Reproduce all entries precisely, down to the last character.
◆ ◆ ◆ ◆ ◆
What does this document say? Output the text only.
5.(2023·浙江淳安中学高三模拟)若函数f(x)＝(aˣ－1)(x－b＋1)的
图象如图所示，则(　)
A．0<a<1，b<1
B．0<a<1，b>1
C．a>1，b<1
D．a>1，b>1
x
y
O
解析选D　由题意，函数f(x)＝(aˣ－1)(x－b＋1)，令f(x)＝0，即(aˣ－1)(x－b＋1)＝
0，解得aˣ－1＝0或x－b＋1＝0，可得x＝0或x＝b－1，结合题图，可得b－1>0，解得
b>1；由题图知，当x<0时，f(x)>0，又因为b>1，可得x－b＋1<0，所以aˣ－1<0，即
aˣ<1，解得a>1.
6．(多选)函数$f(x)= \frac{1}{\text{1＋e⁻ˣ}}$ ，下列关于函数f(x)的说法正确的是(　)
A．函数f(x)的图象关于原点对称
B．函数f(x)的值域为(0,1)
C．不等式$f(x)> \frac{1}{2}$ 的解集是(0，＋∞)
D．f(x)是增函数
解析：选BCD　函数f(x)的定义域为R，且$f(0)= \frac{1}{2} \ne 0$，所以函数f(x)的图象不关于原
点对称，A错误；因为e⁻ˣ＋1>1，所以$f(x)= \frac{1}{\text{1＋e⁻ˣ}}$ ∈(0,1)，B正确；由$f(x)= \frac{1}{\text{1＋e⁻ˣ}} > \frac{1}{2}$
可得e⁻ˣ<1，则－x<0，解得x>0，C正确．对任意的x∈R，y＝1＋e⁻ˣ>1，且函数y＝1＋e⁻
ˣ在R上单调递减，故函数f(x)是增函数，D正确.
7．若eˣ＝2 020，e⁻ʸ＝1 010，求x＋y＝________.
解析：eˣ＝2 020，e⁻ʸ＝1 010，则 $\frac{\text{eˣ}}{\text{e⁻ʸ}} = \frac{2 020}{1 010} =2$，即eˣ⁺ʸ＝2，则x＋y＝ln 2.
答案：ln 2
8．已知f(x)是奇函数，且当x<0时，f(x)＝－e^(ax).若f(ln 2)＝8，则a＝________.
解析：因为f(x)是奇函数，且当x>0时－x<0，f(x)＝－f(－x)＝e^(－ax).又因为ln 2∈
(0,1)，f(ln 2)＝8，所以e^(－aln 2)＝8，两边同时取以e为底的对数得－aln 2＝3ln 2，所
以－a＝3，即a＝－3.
◆ ◆ ◆ ◆ ◆
Result:
What does this document say? Output the text only.
5.(2023·浙江淳安中学高三模拟)若函数f(x)＝(aˣ－1)(x－b＋1)的
图象如图所示，则(　)
A．0<a<1，b<1
B．0<a<1，b>1
C．a>1，b<1
D．a>1，b>1
x
y
O
解析选D　由题意，函数f(x)＝(aˣ－1)(x－b＋1)，令f(x)＝0，即(aˣ－1)(x－b＋1)＝
0，解得aˣ－1＝0或x－b＋1＝0，可得x＝0或x＝b－1，结合题图，可得b－1>0，解得
b>1；由题图知，当x<0时，f(x)>0，又因为b>1，可得x－b＋1<0，所以aˣ－1<0，即
aˣ<1，解得a>1.
6．(多选)函数$f(x)= \frac{1}{\text{1＋e⁻ˣ}}$ ，下列关于函数f(x)的说法正确的是(　)
A．函数f(x)的图象关于原点对称
B．函数f(x)的值域为(0,1)
C．不等式$f(x)> \frac{1}{2}$ 的解集是(0，＋∞)
D．f(x)是增函数
解析：选BCD　函数f(x)的定义域为R，且$f(0)= \frac{1}{2} \ne 0$，所以函数f(x)的图象不关于原
点对称，A错误；因为e⁻ˣ＋1>1，所以$f(x)= \frac{1}{\text{1＋e⁻ˣ}}$ ∈(0,1)，B正确；由$f(x)= \frac{1}{\text{1＋e⁻ˣ}} > \frac{1}{2}$
可得e⁻ˣ<1，则－x<0，解得x>0，C正确．对任意的x∈R，y＝1＋e⁻ˣ>1，且函数y＝1＋e⁻
ˣ在R上单调递减，故函数f(x)是增函数，D正确.
7．若eˣ＝2 020，e⁻ʸ＝1 010，求x＋y＝________.
解析：eˣ＝2 020，e⁻ʸ＝1 010，则 $\frac{\text{eˣ}}{\text{e⁻ʸ}} = \frac{2 020}{1 010} =2$，即eˣ⁺ʸ＝2，则x＋y＝ln 2.
答案：ln 2
8．已知f(x)是奇函数，且当x<0时，f(x)＝－e^(ax).若f(ln 2)＝8，则a＝________.
解析：因为f(x)是奇函数，且当x>0时－x<0，f(x)＝－f(－x)＝e^(－ax).又因为ln 2∈
(0,1)，f(ln 2)＝8，所以e^(－aln 2)＝8，两边同时取以e为底的对数得－aln 2＝3ln 2，所
以－a＝3，即a＝－3.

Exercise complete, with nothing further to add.